____ Given entries

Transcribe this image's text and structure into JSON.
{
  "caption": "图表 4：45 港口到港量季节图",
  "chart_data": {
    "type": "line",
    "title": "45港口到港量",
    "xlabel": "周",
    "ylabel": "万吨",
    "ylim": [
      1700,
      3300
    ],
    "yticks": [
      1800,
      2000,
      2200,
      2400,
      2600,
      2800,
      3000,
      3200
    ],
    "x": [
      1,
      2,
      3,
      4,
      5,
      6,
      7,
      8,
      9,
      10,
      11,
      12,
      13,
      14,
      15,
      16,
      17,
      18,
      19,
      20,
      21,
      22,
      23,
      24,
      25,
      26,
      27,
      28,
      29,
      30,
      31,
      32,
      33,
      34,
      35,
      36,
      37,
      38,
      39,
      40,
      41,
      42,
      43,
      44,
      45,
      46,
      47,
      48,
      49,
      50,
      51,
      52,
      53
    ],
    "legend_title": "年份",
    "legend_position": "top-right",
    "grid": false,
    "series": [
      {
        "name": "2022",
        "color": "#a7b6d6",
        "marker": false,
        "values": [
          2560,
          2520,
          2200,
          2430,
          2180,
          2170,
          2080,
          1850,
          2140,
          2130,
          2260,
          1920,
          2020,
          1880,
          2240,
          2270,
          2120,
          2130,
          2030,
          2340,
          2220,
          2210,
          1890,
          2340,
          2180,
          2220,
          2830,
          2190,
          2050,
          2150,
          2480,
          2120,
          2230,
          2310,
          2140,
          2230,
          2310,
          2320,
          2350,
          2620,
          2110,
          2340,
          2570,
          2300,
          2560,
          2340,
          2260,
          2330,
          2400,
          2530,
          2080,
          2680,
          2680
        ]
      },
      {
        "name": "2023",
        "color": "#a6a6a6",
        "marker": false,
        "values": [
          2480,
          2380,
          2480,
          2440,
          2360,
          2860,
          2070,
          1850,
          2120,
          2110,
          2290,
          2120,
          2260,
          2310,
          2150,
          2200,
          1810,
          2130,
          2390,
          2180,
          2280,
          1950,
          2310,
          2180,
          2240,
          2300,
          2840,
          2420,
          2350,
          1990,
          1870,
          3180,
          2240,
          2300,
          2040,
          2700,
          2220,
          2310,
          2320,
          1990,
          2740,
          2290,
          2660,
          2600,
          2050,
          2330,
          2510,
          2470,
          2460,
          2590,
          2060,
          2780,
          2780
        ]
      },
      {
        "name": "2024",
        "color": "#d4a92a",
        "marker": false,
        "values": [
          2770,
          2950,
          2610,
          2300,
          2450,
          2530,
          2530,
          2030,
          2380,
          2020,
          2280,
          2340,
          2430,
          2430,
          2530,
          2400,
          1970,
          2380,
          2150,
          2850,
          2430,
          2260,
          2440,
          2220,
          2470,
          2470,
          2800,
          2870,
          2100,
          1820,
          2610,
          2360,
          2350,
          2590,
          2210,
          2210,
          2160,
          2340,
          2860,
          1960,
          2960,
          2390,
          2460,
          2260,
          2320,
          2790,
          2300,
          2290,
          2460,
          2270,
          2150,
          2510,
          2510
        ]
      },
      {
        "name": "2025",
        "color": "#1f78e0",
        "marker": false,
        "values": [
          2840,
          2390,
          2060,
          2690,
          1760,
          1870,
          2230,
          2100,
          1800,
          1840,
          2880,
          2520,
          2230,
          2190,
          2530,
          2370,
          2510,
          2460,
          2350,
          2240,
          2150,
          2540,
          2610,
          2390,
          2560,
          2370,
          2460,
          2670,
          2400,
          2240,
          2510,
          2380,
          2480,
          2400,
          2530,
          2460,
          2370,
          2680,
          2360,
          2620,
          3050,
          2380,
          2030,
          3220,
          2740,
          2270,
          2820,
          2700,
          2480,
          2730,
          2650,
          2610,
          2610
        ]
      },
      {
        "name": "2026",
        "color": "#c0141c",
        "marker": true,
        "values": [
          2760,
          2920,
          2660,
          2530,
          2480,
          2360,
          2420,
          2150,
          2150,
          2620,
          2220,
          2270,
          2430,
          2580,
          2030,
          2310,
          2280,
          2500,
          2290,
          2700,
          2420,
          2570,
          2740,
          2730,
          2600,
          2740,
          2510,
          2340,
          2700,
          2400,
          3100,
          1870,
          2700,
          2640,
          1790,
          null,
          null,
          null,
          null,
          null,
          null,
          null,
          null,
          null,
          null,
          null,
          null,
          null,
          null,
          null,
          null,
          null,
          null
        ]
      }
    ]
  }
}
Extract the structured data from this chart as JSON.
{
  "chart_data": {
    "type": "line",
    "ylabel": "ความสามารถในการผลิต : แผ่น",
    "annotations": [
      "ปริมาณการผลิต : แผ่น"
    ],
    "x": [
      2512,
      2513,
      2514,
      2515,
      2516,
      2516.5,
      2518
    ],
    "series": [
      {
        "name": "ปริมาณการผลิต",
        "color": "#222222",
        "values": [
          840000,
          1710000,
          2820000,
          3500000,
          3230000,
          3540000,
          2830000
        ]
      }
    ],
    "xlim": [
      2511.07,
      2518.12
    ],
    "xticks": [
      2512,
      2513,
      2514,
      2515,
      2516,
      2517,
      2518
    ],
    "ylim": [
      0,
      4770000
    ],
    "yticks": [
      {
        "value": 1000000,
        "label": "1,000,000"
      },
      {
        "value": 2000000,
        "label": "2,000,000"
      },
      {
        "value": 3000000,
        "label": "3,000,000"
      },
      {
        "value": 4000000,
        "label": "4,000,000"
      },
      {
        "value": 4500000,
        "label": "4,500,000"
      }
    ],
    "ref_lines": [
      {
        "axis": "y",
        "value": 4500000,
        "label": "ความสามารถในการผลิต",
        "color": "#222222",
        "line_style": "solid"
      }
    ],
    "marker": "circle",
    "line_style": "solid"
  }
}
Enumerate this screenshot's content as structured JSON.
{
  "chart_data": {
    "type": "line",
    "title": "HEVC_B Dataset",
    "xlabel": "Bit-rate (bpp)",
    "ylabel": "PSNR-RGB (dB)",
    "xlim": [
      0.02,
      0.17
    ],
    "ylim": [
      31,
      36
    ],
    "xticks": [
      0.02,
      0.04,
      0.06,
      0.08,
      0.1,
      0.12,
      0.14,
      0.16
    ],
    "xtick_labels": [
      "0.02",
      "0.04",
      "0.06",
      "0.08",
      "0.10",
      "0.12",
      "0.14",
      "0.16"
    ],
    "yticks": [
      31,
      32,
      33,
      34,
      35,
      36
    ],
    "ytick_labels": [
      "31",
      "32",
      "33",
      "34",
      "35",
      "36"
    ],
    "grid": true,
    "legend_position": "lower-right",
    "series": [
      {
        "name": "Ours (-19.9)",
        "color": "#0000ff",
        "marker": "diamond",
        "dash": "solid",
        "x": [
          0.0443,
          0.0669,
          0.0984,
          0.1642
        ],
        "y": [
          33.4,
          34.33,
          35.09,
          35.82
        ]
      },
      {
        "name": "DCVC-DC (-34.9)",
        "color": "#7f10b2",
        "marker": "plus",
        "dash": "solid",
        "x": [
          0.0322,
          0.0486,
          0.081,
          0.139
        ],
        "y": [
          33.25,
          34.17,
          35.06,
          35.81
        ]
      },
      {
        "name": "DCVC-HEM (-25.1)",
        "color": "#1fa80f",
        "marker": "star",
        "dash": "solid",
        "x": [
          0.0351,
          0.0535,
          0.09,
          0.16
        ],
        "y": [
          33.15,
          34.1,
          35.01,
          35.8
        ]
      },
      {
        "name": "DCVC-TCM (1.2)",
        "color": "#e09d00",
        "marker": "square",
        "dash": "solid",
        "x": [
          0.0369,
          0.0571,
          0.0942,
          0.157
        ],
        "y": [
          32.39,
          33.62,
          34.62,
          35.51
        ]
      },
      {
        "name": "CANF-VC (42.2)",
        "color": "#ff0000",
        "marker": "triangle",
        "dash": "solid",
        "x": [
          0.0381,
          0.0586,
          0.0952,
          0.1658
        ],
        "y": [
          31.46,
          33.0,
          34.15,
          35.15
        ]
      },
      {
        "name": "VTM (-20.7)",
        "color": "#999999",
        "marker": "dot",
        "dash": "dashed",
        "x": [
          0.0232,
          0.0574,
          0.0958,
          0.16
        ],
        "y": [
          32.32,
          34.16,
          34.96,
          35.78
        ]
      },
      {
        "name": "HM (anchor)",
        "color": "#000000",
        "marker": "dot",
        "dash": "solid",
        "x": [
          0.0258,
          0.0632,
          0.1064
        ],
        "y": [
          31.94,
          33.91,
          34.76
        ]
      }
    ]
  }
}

________

§ **Given instruction**:
Go through the material and copy out every line with "right" in it.

§ **Response below**:
    "legend_position": "top-right",
    "legend_position": "lower-right",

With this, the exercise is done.